=== Extracted entries ===

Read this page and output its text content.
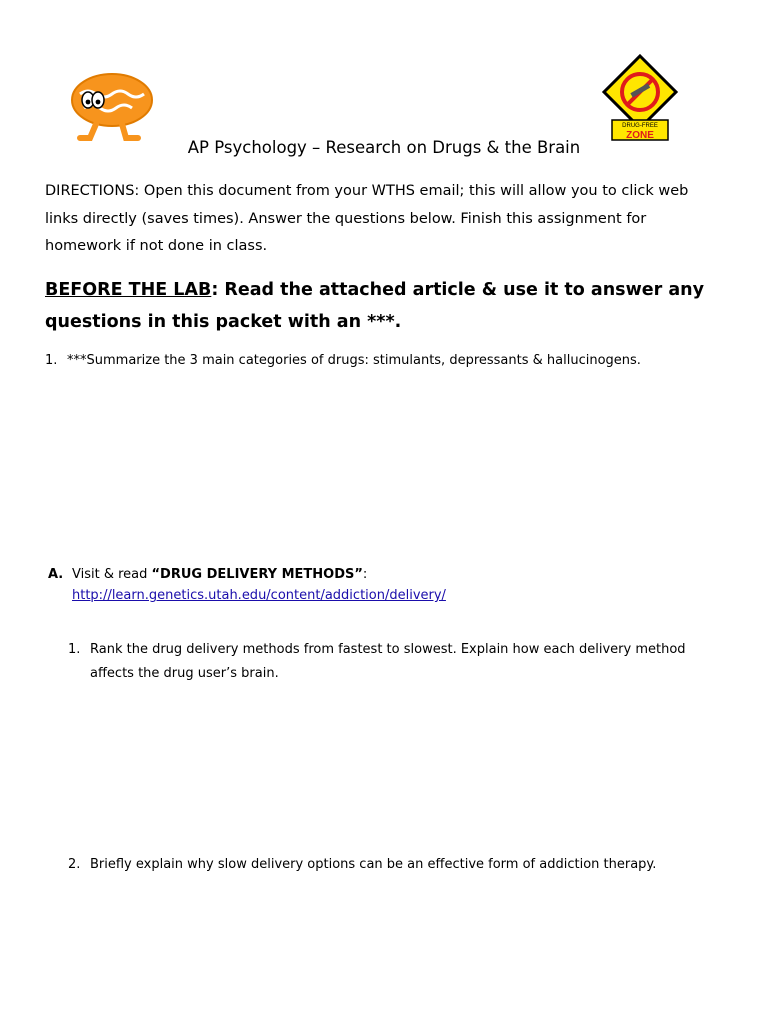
DRUG-FREE
ZONE
AP Psychology – Research on Drugs & the Brain
DIRECTIONS: Open this document from your WTHS email; this will allow you to click web links directly (saves times). Answer the questions below. Finish this assignment for homework if not done in class.
BEFORE THE LAB: Read the attached article & use it to answer any questions in this packet with an ***.
1. ***Summarize the 3 main categories of drugs: stimulants, depressants & hallucinogens.
A. Visit & read “DRUG DELIVERY METHODS”:
http://learn.genetics.utah.edu/content/addiction/delivery/
1. Rank the drug delivery methods from fastest to slowest. Explain how each delivery method
affects the drug user’s brain.
2. Briefly explain why slow delivery options can be an effective form of addiction therapy.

===

= Prompt =
Quote every record above exactly, omitting any pictures they contain.

= Right answer =
Read this page and output its text content.
DRUG-FREE
ZONE
AP Psychology – Research on Drugs & the Brain
DIRECTIONS: Open this document from your WTHS email; this will allow you to click web links directly (saves times). Answer the questions below. Finish this assignment for homework if not done in class.
BEFORE THE LAB: Read the attached article & use it to answer any questions in this packet with an ***.
1. ***Summarize the 3 main categories of drugs: stimulants, depressants & hallucinogens.
A. Visit & read “DRUG DELIVERY METHODS”:
http://learn.genetics.utah.edu/content/addiction/delivery/
1. Rank the drug delivery methods from fastest to slowest. Explain how each delivery method
affects the drug user’s brain.
2. Briefly explain why slow delivery options can be an effective form of addiction therapy.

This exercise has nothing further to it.